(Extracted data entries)
--*--
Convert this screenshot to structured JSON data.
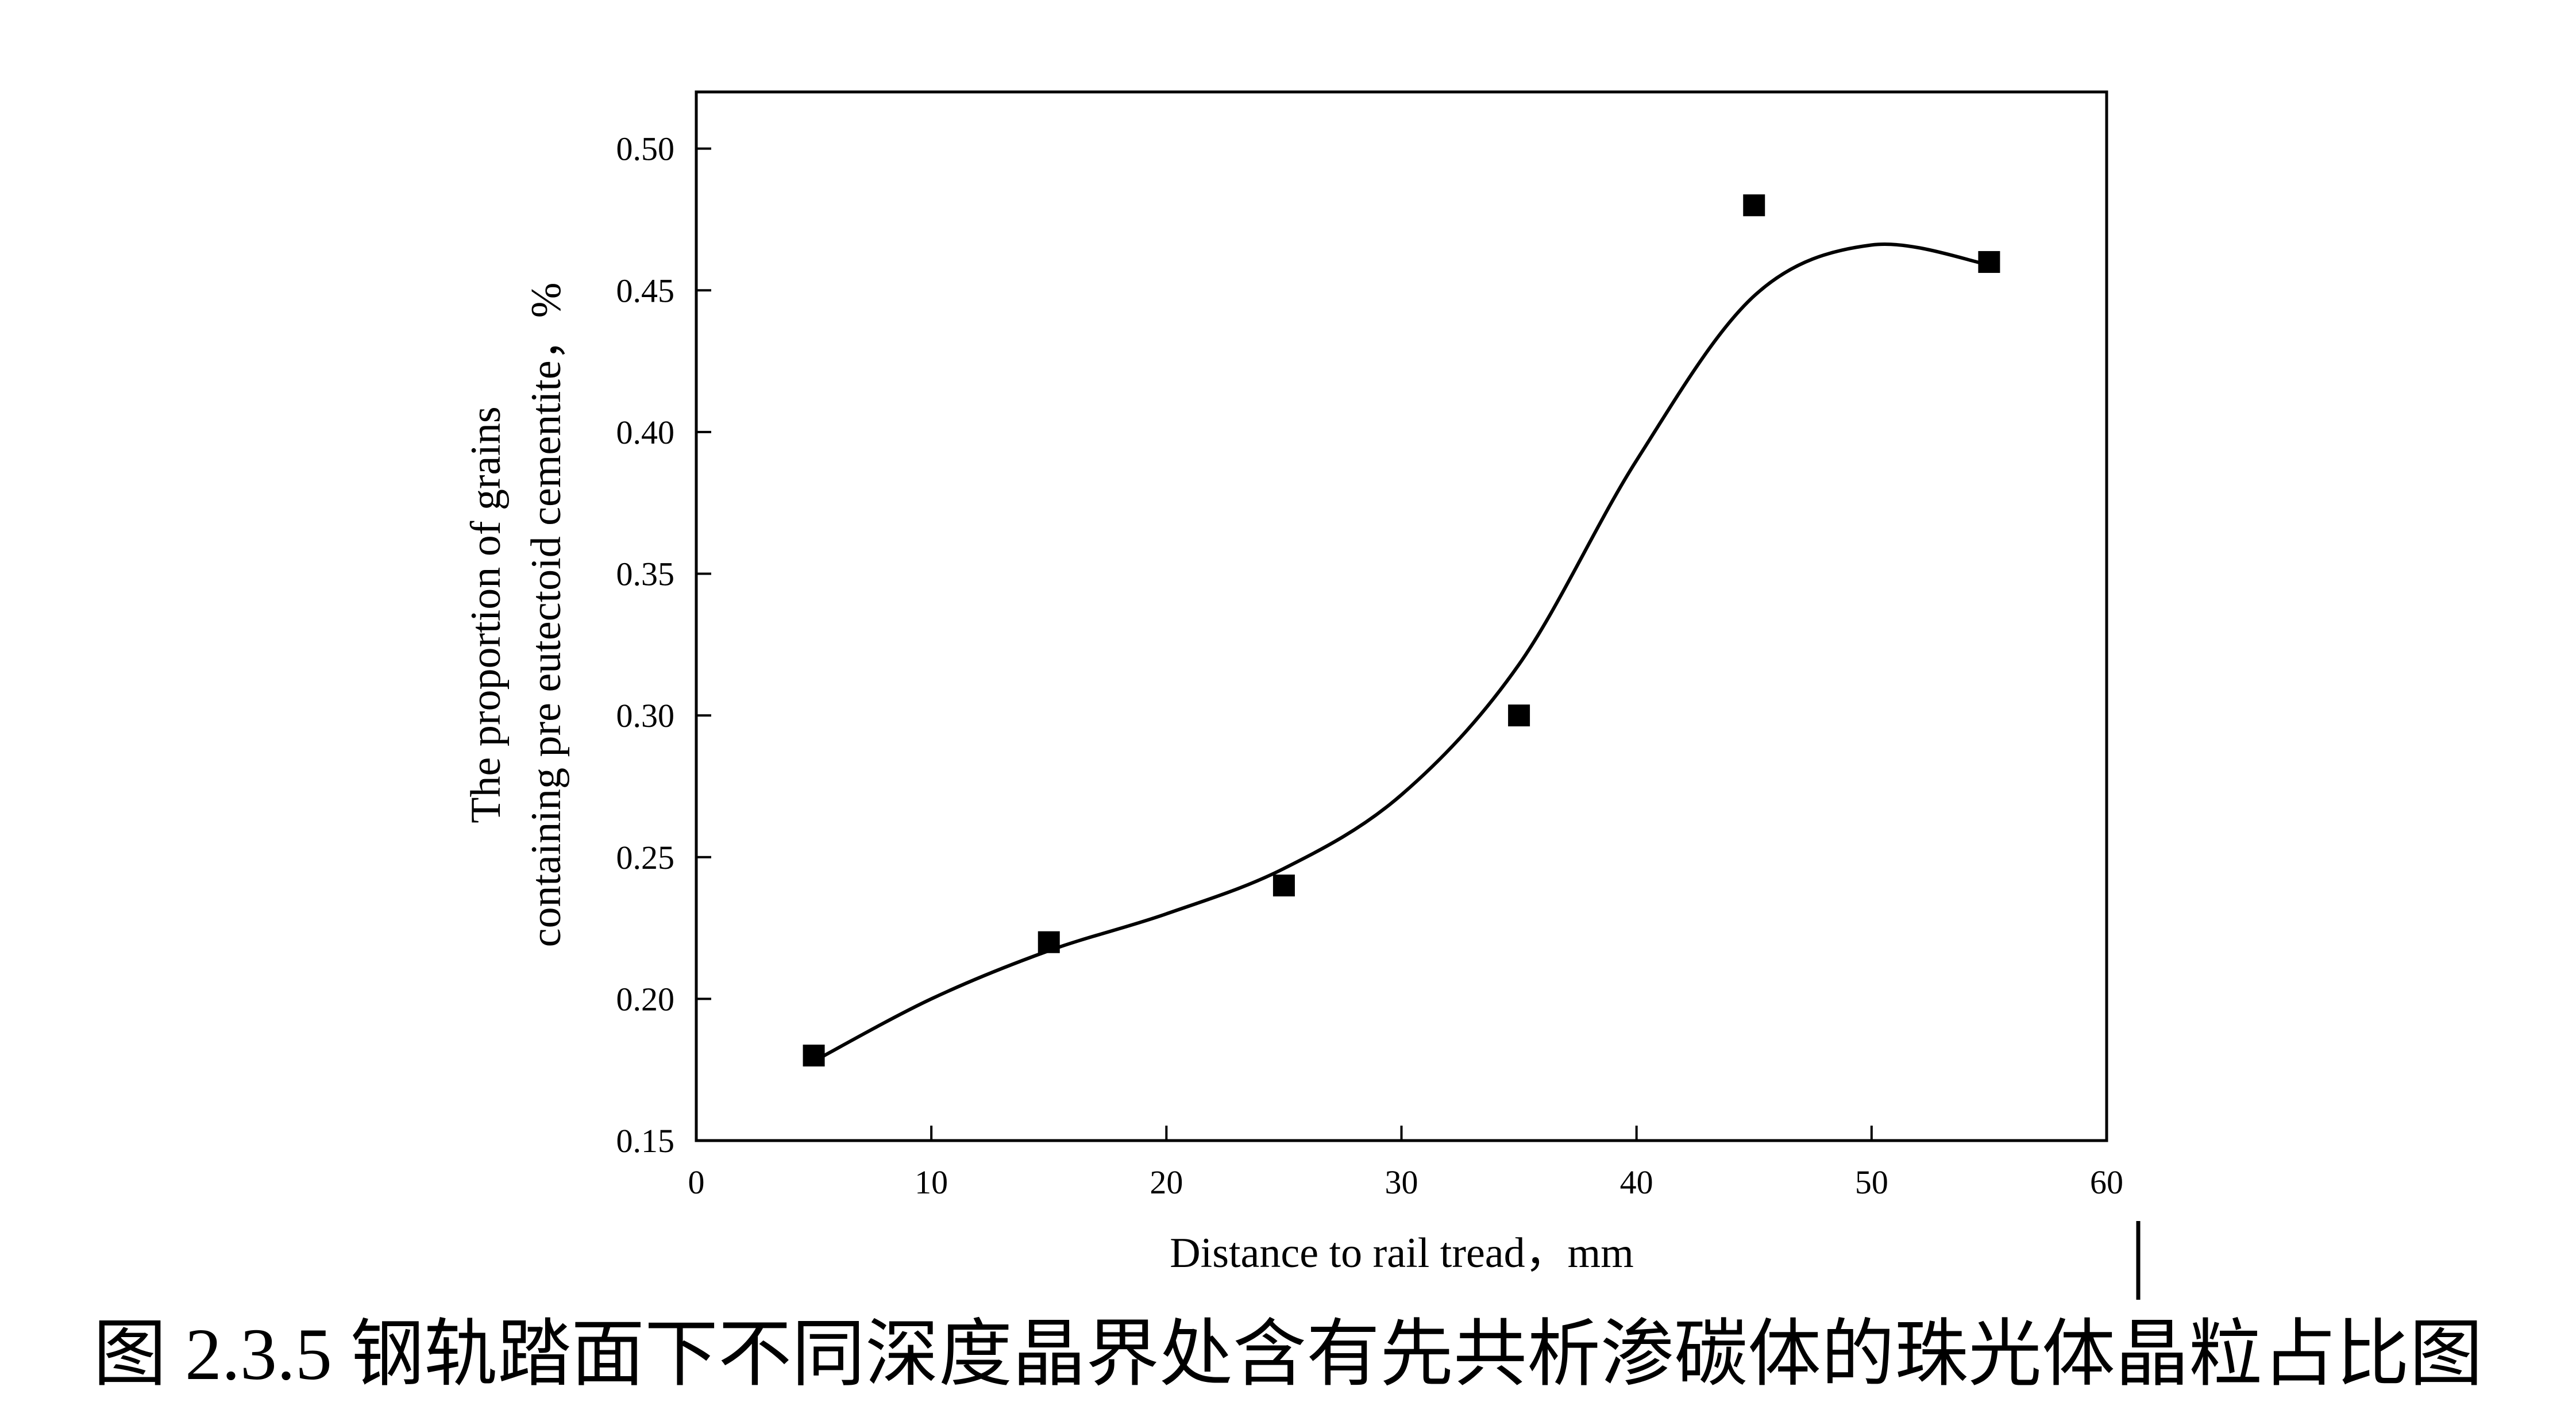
{
  "chart_data": {
    "type": "scatter",
    "title": "",
    "xlabel": "Distance to rail tread，mm",
    "ylabel_lines": [
      "The proportion of grains",
      "containing pre eutectoid cementite，%"
    ],
    "xlim": [
      0,
      60
    ],
    "ylim": [
      0.15,
      0.52
    ],
    "x_ticks": [
      0,
      10,
      20,
      30,
      40,
      50,
      60
    ],
    "y_ticks": [
      0.15,
      0.2,
      0.25,
      0.3,
      0.35,
      0.4,
      0.45,
      0.5
    ],
    "x_tick_labels": [
      "0",
      "10",
      "20",
      "30",
      "40",
      "50",
      "60"
    ],
    "y_tick_labels": [
      "0.15",
      "0.20",
      "0.25",
      "0.30",
      "0.35",
      "0.40",
      "0.45",
      "0.50"
    ],
    "grid": false,
    "series": [
      {
        "kind": "points",
        "marker": "square",
        "color": "#000000",
        "x": [
          5,
          15,
          25,
          35,
          45,
          55
        ],
        "y": [
          0.18,
          0.22,
          0.24,
          0.3,
          0.48,
          0.46
        ]
      },
      {
        "kind": "fit-curve",
        "color": "#000000",
        "x": [
          5,
          10,
          15,
          20,
          25,
          30,
          35,
          40,
          45,
          50,
          55
        ],
        "y": [
          0.178,
          0.2,
          0.217,
          0.23,
          0.246,
          0.272,
          0.318,
          0.39,
          0.448,
          0.466,
          0.459
        ]
      }
    ]
  },
  "caption": "图 2.3.5 钢轨踏面下不同深度晶界处含有先共析渗碳体的珠光体晶粒占比图"
}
--*--
WHAT THE TASK ASKS —
Skip every picture and transcribe the data above exactly.

IN RESPONSE —
Convert this screenshot to structured JSON data.
{
  "chart_data": {
    "type": "scatter",
    "title": "",
    "xlabel": "Distance to rail tread，mm",
    "ylabel_lines": [
      "The proportion of grains",
      "containing pre eutectoid cementite，%"
    ],
    "xlim": [
      0,
      60
    ],
    "ylim": [
      0.15,
      0.52
    ],
    "x_ticks": [
      0,
      10,
      20,
      30,
      40,
      50,
      60
    ],
    "y_ticks": [
      0.15,
      0.2,
      0.25,
      0.3,
      0.35,
      0.4,
      0.45,
      0.5
    ],
    "x_tick_labels": [
      "0",
      "10",
      "20",
      "30",
      "40",
      "50",
      "60"
    ],
    "y_tick_labels": [
      "0.15",
      "0.20",
      "0.25",
      "0.30",
      "0.35",
      "0.40",
      "0.45",
      "0.50"
    ],
    "grid": false,
    "series": [
      {
        "kind": "points",
        "marker": "square",
        "color": "#000000",
        "x": [
          5,
          15,
          25,
          35,
          45,
          55
        ],
        "y": [
          0.18,
          0.22,
          0.24,
          0.3,
          0.48,
          0.46
        ]
      },
      {
        "kind": "fit-curve",
        "color": "#000000",
        "x": [
          5,
          10,
          15,
          20,
          25,
          30,
          35,
          40,
          45,
          50,
          55
        ],
        "y": [
          0.178,
          0.2,
          0.217,
          0.23,
          0.246,
          0.272,
          0.318,
          0.39,
          0.448,
          0.466,
          0.459
        ]
      }
    ]
  },
  "caption": "图 2.3.5 钢轨踏面下不同深度晶界处含有先共析渗碳体的珠光体晶粒占比图"
}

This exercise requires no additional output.